Transcribe every line exactly. Leave the pictures behind.

** START **

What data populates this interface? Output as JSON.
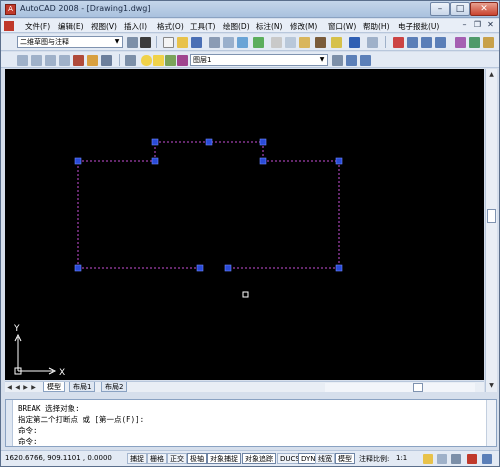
{
  "window": {
    "title": "AutoCAD 2008 - [Drawing1.dwg]"
  },
  "menu": {
    "items": [
      "文件(F)",
      "编辑(E)",
      "视图(V)",
      "插入(I)",
      "格式(O)",
      "工具(T)",
      "绘图(D)",
      "标注(N)",
      "修改(M)",
      "窗口(W)",
      "帮助(H)",
      "电子报批(U)"
    ]
  },
  "toolbar": {
    "workspace": "二维草图与注释",
    "layer": "图层1"
  },
  "colors": {
    "canvas": "#000000",
    "grip": "#2a4bd7",
    "dash": "#c84fd8",
    "accent": "#c0392b"
  },
  "layout_tabs": [
    "模型",
    "布局1",
    "布局2"
  ],
  "ucs": {
    "x_label": "X",
    "y_label": "Y"
  },
  "command": {
    "lines": [
      "BREAK 选择对象:",
      "指定第二个打断点 或 [第一点(F)]:",
      "命令:",
      "命令:"
    ]
  },
  "status": {
    "coords": "1620.6766, 909.1101 , 0.0000",
    "toggles": [
      "捕捉",
      "栅格",
      "正交",
      "极轴",
      "对象捕捉",
      "对象追踪",
      "DUCS",
      "DYN",
      "线宽",
      "模型"
    ],
    "annotation_scale_label": "注释比例:",
    "annotation_scale": "1:1"
  }
}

** END **

Solution to the exercise:
What data populates this interface? Output as JSON.
{
  "window": {
    "title": "AutoCAD 2008 - [Drawing1.dwg]"
  },
  "menu": {
    "items": [
      "文件(F)",
      "编辑(E)",
      "视图(V)",
      "插入(I)",
      "格式(O)",
      "工具(T)",
      "绘图(D)",
      "标注(N)",
      "修改(M)",
      "窗口(W)",
      "帮助(H)",
      "电子报批(U)"
    ]
  },
  "toolbar": {
    "workspace": "二维草图与注释",
    "layer": "图层1"
  },
  "colors": {
    "canvas": "#000000",
    "grip": "#2a4bd7",
    "dash": "#c84fd8",
    "accent": "#c0392b"
  },
  "layout_tabs": [
    "模型",
    "布局1",
    "布局2"
  ],
  "ucs": {
    "x_label": "X",
    "y_label": "Y"
  },
  "command": {
    "lines": [
      "BREAK 选择对象:",
      "指定第二个打断点 或 [第一点(F)]:",
      "命令:",
      "命令:"
    ]
  },
  "status": {
    "coords": "1620.6766, 909.1101 , 0.0000",
    "toggles": [
      "捕捉",
      "栅格",
      "正交",
      "极轴",
      "对象捕捉",
      "对象追踪",
      "DUCS",
      "DYN",
      "线宽",
      "模型"
    ],
    "annotation_scale_label": "注释比例:",
    "annotation_scale": "1:1"
  }
}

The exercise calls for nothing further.